> Goal: Pictures stay out of the copy; restate everything else in the material exactly.
* BEGIN *
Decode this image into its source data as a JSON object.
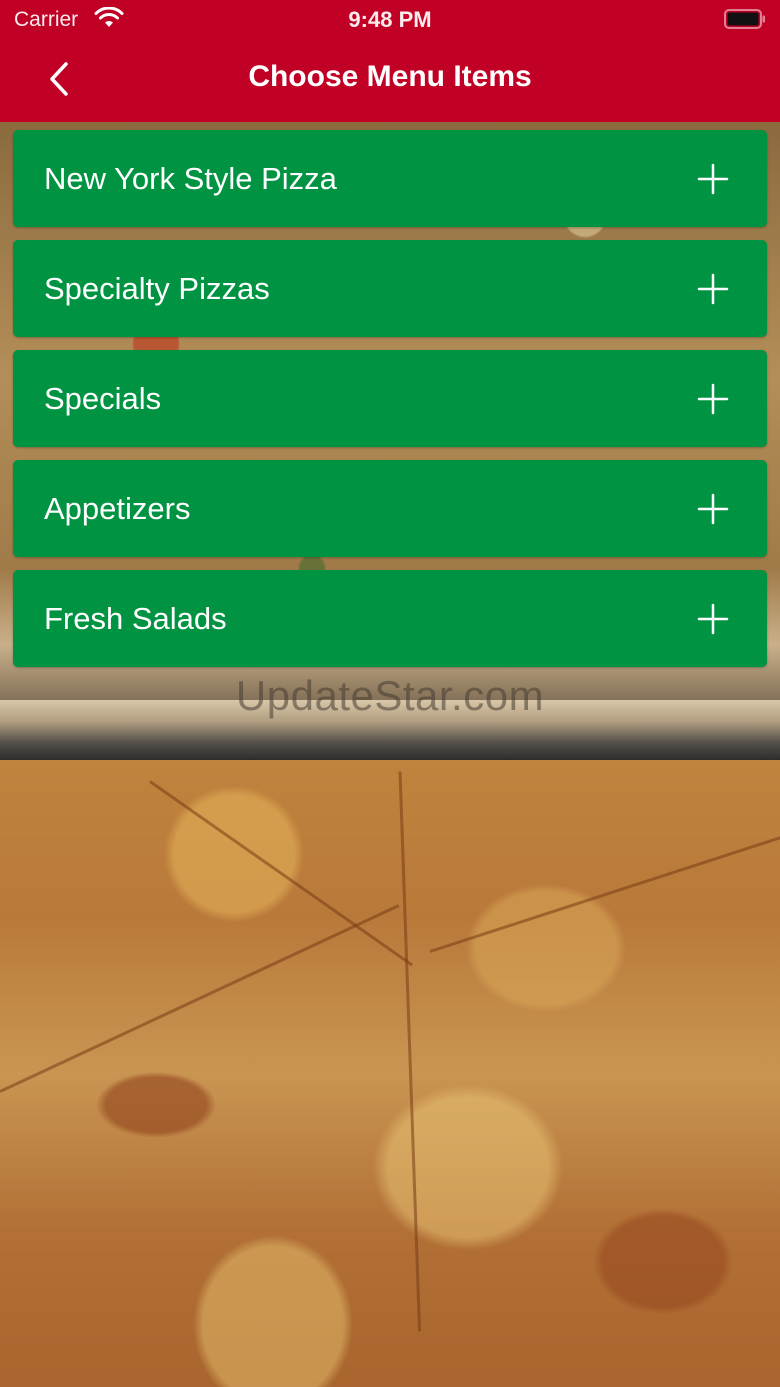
{
  "status_bar": {
    "carrier": "Carrier",
    "time": "9:48 PM"
  },
  "nav": {
    "title": "Choose Menu Items",
    "back_icon": "chevron-left-icon"
  },
  "menu": {
    "items": [
      {
        "label": "New York Style Pizza",
        "icon": "plus-icon"
      },
      {
        "label": "Specialty Pizzas",
        "icon": "plus-icon"
      },
      {
        "label": "Specials",
        "icon": "plus-icon"
      },
      {
        "label": "Appetizers",
        "icon": "plus-icon"
      },
      {
        "label": "Fresh Salads",
        "icon": "plus-icon"
      }
    ]
  },
  "watermark": "UpdateStar.com",
  "colors": {
    "header_red": "#c00024",
    "item_green": "#009442",
    "text_white": "#ffffff"
  }
}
* END *
> Task answer:
Decode this image into its source data as a JSON object.
{
  "status_bar": {
    "carrier": "Carrier",
    "time": "9:48 PM"
  },
  "nav": {
    "title": "Choose Menu Items",
    "back_icon": "chevron-left-icon"
  },
  "menu": {
    "items": [
      {
        "label": "New York Style Pizza",
        "icon": "plus-icon"
      },
      {
        "label": "Specialty Pizzas",
        "icon": "plus-icon"
      },
      {
        "label": "Specials",
        "icon": "plus-icon"
      },
      {
        "label": "Appetizers",
        "icon": "plus-icon"
      },
      {
        "label": "Fresh Salads",
        "icon": "plus-icon"
      }
    ]
  },
  "watermark": "UpdateStar.com",
  "colors": {
    "header_red": "#c00024",
    "item_green": "#009442",
    "text_white": "#ffffff"
  }
}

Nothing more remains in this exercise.